▸ PROBLEM STATEMENT
Examine the entries and show every line in which the word "scratch" is found.

▸ DATASET EXCERPTS
"""
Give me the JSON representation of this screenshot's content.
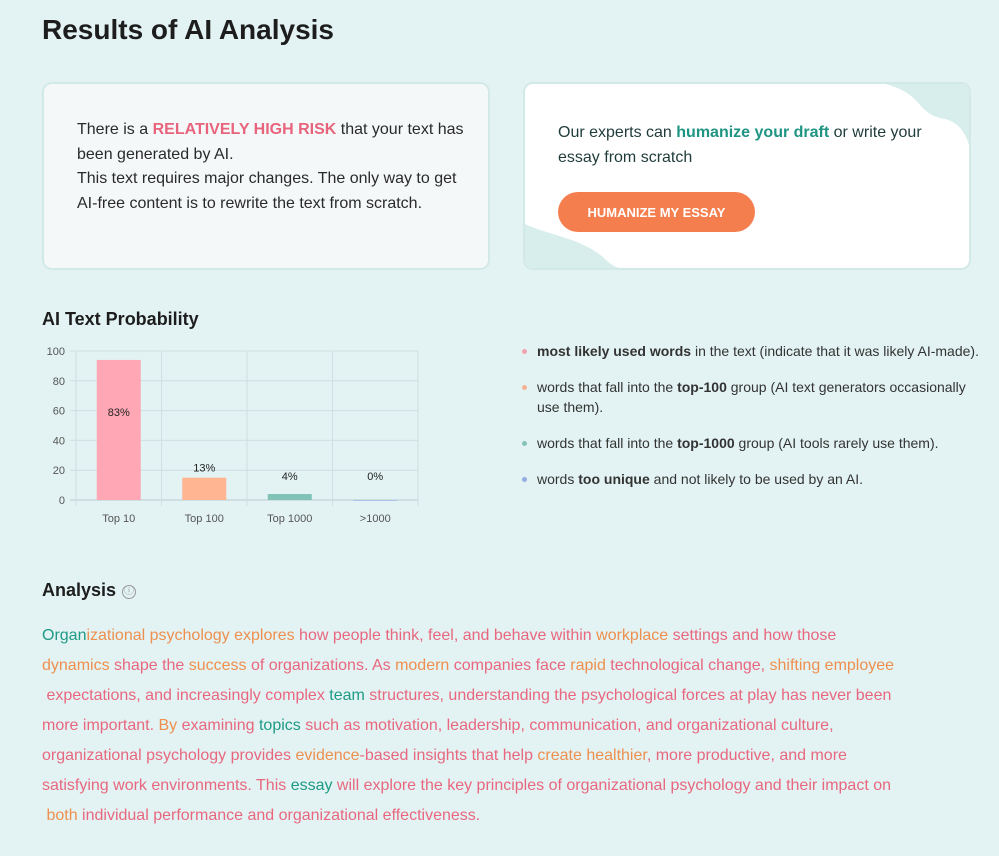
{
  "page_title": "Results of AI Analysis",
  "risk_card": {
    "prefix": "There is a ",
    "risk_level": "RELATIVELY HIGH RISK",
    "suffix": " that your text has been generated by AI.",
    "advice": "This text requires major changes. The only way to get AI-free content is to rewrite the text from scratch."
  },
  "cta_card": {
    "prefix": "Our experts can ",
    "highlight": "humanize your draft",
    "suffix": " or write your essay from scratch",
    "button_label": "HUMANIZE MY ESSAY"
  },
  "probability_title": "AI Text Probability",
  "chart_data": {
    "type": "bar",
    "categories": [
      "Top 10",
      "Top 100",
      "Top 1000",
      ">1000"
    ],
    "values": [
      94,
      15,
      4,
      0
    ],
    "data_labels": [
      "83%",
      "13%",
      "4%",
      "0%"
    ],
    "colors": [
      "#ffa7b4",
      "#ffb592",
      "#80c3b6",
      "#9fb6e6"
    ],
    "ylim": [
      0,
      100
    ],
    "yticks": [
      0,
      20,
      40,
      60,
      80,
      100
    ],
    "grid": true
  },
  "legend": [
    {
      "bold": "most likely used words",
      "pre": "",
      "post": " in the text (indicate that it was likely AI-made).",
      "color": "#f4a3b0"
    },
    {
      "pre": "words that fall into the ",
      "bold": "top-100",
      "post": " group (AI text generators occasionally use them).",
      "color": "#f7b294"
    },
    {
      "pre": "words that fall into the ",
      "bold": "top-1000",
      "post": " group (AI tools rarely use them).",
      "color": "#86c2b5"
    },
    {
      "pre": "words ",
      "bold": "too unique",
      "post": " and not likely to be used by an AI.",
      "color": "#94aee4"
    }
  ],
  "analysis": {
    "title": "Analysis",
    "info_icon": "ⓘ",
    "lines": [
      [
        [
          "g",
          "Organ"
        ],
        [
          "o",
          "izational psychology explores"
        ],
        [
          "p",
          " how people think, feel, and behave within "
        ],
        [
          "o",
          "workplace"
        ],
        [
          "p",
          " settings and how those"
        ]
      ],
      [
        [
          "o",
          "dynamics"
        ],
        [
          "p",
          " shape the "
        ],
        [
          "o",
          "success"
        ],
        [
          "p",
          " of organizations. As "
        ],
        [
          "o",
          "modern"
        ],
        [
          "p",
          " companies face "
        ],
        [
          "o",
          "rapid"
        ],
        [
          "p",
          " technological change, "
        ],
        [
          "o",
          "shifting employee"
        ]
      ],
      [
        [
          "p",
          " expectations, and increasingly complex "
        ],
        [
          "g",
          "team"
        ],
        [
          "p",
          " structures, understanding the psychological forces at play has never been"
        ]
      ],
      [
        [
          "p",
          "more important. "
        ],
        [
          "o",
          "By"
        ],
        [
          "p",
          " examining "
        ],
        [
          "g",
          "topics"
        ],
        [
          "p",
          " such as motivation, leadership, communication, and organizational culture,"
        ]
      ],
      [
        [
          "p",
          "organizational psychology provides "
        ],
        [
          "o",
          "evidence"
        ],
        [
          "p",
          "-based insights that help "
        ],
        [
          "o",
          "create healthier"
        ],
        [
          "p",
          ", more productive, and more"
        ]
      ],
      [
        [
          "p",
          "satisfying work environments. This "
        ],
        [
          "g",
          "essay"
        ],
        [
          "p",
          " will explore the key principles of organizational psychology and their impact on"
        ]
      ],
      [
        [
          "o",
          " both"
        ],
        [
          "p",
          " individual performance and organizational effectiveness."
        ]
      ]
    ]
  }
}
"""
"""
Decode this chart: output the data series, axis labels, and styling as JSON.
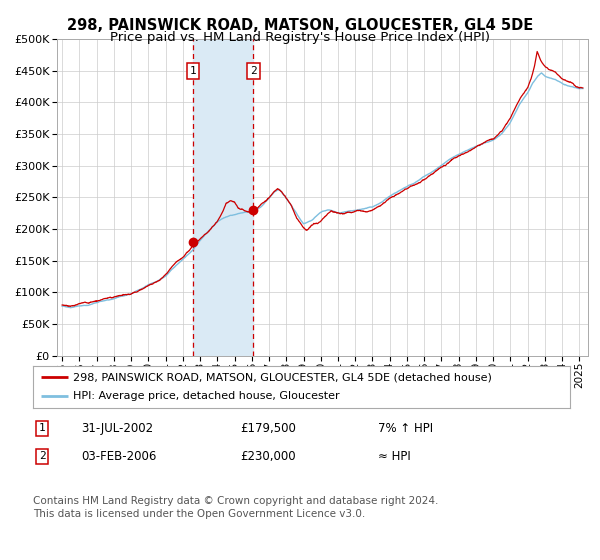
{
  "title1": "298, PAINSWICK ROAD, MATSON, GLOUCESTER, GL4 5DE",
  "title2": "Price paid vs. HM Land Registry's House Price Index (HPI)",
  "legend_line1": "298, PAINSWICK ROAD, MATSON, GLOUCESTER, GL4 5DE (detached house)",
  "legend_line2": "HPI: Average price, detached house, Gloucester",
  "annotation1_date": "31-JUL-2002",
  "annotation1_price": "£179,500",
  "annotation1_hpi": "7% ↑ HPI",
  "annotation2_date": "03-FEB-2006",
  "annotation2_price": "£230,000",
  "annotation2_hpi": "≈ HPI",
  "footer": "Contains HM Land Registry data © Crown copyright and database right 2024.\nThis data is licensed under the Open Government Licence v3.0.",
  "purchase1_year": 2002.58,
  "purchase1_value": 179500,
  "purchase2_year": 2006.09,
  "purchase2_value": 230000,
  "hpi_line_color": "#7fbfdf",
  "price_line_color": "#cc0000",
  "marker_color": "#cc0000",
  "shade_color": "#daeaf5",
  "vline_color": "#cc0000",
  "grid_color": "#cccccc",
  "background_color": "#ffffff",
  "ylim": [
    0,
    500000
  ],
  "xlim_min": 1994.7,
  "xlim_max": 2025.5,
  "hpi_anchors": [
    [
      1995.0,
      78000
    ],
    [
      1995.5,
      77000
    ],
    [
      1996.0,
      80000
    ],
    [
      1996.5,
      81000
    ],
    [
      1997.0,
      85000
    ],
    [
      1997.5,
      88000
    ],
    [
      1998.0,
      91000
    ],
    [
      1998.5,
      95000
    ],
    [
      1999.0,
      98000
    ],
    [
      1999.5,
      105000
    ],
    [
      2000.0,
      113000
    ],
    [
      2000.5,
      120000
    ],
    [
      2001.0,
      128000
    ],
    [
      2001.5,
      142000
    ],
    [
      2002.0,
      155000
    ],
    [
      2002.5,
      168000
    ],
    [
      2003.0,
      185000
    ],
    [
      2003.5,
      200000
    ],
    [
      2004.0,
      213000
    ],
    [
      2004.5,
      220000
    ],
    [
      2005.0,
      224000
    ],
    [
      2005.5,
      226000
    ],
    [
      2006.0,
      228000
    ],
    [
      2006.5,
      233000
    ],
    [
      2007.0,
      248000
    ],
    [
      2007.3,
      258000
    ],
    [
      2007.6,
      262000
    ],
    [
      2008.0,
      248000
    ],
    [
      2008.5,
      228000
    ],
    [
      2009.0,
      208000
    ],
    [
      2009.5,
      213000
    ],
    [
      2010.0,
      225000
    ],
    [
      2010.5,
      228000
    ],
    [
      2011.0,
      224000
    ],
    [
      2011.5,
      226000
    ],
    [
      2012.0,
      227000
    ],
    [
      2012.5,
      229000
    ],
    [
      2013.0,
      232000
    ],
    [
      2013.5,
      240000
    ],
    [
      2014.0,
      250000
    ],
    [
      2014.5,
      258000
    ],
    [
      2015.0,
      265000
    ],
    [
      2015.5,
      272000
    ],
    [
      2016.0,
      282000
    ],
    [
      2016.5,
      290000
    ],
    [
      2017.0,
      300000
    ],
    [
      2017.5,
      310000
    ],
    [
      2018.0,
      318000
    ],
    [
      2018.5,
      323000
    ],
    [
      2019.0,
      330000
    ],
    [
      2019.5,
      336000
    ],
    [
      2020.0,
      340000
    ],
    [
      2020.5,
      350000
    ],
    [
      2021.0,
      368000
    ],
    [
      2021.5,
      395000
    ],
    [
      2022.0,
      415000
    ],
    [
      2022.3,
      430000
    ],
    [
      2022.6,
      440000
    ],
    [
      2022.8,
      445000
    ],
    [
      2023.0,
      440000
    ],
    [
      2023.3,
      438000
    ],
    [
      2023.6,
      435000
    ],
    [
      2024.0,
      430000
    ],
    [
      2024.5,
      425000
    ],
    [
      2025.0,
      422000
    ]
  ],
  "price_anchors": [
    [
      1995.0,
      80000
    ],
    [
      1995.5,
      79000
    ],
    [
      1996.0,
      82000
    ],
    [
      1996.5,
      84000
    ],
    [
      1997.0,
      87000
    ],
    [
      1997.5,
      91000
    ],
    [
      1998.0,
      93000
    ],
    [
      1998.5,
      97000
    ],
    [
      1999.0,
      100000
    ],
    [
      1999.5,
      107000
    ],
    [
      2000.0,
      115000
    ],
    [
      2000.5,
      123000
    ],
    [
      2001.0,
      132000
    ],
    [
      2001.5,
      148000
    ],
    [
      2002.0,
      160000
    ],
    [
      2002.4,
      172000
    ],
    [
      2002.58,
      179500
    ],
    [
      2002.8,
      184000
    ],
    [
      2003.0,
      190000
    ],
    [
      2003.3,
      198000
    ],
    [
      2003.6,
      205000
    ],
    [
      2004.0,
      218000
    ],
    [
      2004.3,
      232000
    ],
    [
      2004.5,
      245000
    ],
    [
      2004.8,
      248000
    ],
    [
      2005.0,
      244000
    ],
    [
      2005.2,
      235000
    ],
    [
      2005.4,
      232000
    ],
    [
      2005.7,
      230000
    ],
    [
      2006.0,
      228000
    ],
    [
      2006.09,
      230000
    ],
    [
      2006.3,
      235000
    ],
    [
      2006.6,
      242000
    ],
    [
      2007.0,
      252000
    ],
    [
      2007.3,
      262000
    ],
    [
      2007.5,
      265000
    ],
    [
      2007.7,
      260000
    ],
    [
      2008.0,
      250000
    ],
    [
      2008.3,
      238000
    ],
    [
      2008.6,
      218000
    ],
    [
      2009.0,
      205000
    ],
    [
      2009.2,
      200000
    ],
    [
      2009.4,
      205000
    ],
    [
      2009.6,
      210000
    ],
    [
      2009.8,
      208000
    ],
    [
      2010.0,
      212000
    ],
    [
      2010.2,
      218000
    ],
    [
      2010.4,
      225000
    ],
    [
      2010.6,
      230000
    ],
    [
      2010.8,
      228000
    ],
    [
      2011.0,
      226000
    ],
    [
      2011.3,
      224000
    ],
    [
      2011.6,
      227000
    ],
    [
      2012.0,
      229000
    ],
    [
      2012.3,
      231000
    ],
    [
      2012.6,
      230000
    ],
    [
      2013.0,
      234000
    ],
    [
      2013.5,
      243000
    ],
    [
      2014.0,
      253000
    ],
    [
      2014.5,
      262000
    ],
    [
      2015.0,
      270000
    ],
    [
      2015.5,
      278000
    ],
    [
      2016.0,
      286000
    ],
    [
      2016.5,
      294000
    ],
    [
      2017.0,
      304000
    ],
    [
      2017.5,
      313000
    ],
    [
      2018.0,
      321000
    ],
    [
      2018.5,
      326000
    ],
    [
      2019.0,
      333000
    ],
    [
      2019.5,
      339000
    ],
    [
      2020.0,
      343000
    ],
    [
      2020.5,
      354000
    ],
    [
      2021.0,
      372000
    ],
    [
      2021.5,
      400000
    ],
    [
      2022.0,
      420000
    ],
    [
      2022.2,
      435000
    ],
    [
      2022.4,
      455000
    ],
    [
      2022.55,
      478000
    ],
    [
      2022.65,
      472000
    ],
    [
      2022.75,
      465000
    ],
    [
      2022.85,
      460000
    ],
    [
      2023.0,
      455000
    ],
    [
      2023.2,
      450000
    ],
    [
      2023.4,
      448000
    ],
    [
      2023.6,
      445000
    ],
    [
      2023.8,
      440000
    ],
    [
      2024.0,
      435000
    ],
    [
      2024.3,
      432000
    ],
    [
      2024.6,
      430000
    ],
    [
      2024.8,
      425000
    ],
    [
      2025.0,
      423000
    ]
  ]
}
"""
▸ CORRECT RESULT
    "advice": "This text requires major changes. The only way to get AI-free content is to rewrite the text from scratch."
    "suffix": " or write your essay from scratch",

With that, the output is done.